* Aim of the task *
Drop all images and give the records again exactly.

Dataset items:
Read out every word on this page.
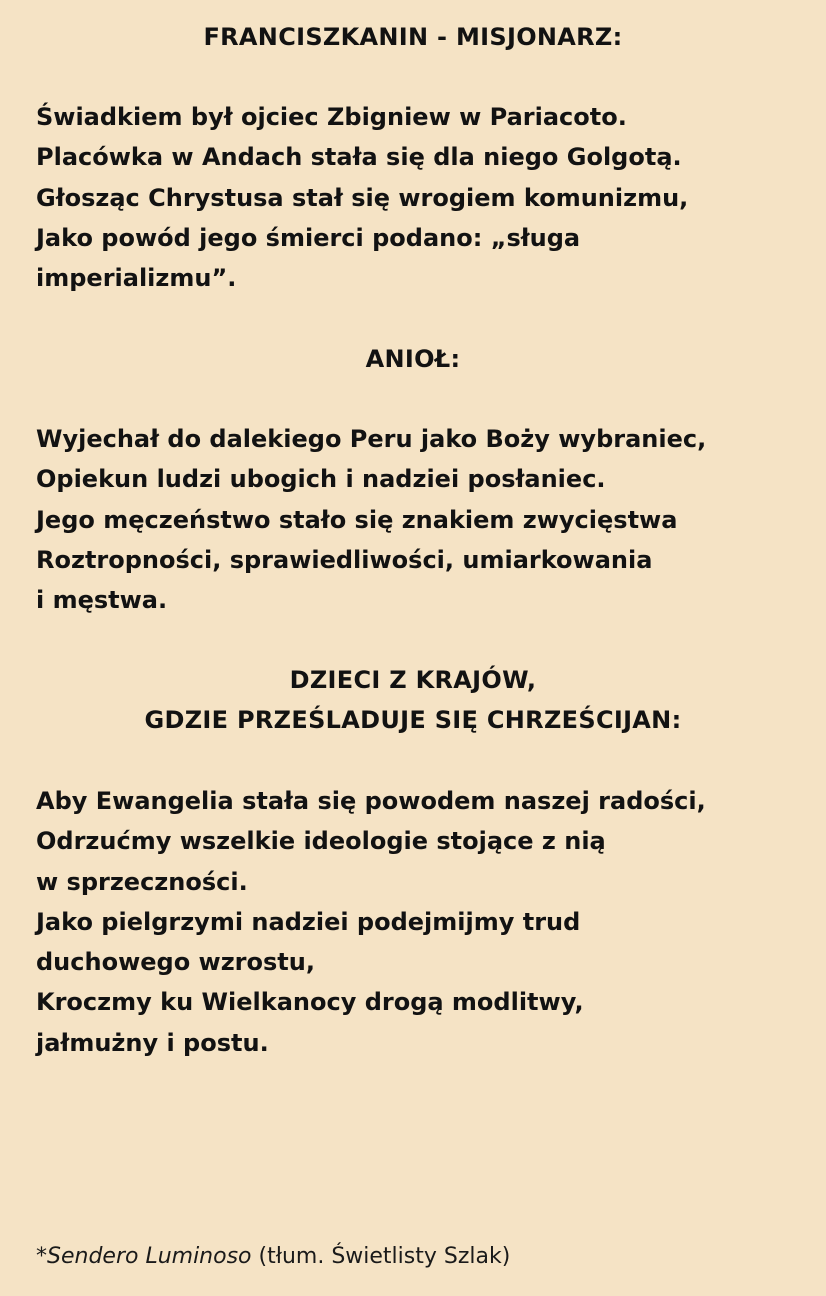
FRANCISZKANIN - MISJONARZ:
Świadkiem był ojciec Zbigniew w Pariacoto.
Placówka w Andach stała się dla niego Golgotą.
Głosząc Chrystusa stał się wrogiem komunizmu,
Jako powód jego śmierci podano: „sługa
imperializmu”.
ANIOŁ:
Wyjechał do dalekiego Peru jako Boży wybraniec,
Opiekun ludzi ubogich i nadziei posłaniec.
Jego męczeństwo stało się znakiem zwycięstwa
Roztropności, sprawiedliwości, umiarkowania
i męstwa.
DZIECI Z KRAJÓW,
GDZIE PRZEŚLADUJE SIĘ CHRZEŚCIJAN:
Aby Ewangelia stała się powodem naszej radości,
Odrzućmy wszelkie ideologie stojące z nią
w sprzeczności.
Jako pielgrzymi nadziei podejmijmy trud
duchowego wzrostu,
Kroczmy ku Wielkanocy drogą modlitwy,
jałmużny i postu.
*Sendero Luminoso (tłum. Świetlisty Szlak)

* Task solution *
Read out every word on this page.
FRANCISZKANIN - MISJONARZ:
Świadkiem był ojciec Zbigniew w Pariacoto.
Placówka w Andach stała się dla niego Golgotą.
Głosząc Chrystusa stał się wrogiem komunizmu,
Jako powód jego śmierci podano: „sługa
imperializmu”.
ANIOŁ:
Wyjechał do dalekiego Peru jako Boży wybraniec,
Opiekun ludzi ubogich i nadziei posłaniec.
Jego męczeństwo stało się znakiem zwycięstwa
Roztropności, sprawiedliwości, umiarkowania
i męstwa.
DZIECI Z KRAJÓW,
GDZIE PRZEŚLADUJE SIĘ CHRZEŚCIJAN:
Aby Ewangelia stała się powodem naszej radości,
Odrzućmy wszelkie ideologie stojące z nią
w sprzeczności.
Jako pielgrzymi nadziei podejmijmy trud
duchowego wzrostu,
Kroczmy ku Wielkanocy drogą modlitwy,
jałmużny i postu.
*Sendero Luminoso (tłum. Świetlisty Szlak)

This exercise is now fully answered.